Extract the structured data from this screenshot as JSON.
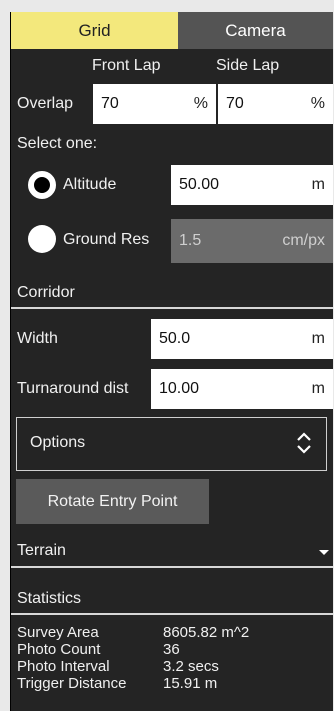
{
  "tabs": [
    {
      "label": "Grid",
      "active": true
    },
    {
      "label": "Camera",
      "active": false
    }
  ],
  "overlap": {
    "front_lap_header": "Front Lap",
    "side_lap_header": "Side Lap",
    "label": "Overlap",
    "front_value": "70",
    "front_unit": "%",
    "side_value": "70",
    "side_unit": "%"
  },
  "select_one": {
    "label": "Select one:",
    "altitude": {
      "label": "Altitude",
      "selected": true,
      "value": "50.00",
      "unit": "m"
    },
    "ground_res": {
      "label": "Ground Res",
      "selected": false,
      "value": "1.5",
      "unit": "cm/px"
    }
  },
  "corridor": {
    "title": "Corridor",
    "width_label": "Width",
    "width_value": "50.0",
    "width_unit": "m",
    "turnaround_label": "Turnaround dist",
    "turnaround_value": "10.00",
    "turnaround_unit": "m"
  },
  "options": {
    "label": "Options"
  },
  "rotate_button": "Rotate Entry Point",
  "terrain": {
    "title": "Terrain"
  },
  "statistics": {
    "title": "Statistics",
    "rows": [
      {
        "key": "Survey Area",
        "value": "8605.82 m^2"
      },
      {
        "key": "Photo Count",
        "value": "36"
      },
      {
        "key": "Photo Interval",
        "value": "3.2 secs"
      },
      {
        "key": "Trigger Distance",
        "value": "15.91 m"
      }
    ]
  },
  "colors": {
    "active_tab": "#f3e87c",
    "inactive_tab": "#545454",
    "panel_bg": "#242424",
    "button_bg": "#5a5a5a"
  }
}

____________

Reproduce all of the material exactly, apart from the pictures.

Extract the structured data from this screenshot as JSON.
{
  "tabs": [
    {
      "label": "Grid",
      "active": true
    },
    {
      "label": "Camera",
      "active": false
    }
  ],
  "overlap": {
    "front_lap_header": "Front Lap",
    "side_lap_header": "Side Lap",
    "label": "Overlap",
    "front_value": "70",
    "front_unit": "%",
    "side_value": "70",
    "side_unit": "%"
  },
  "select_one": {
    "label": "Select one:",
    "altitude": {
      "label": "Altitude",
      "selected": true,
      "value": "50.00",
      "unit": "m"
    },
    "ground_res": {
      "label": "Ground Res",
      "selected": false,
      "value": "1.5",
      "unit": "cm/px"
    }
  },
  "corridor": {
    "title": "Corridor",
    "width_label": "Width",
    "width_value": "50.0",
    "width_unit": "m",
    "turnaround_label": "Turnaround dist",
    "turnaround_value": "10.00",
    "turnaround_unit": "m"
  },
  "options": {
    "label": "Options"
  },
  "rotate_button": "Rotate Entry Point",
  "terrain": {
    "title": "Terrain"
  },
  "statistics": {
    "title": "Statistics",
    "rows": [
      {
        "key": "Survey Area",
        "value": "8605.82 m^2"
      },
      {
        "key": "Photo Count",
        "value": "36"
      },
      {
        "key": "Photo Interval",
        "value": "3.2 secs"
      },
      {
        "key": "Trigger Distance",
        "value": "15.91 m"
      }
    ]
  },
  "colors": {
    "active_tab": "#f3e87c",
    "inactive_tab": "#545454",
    "panel_bg": "#242424",
    "button_bg": "#5a5a5a"
  }
}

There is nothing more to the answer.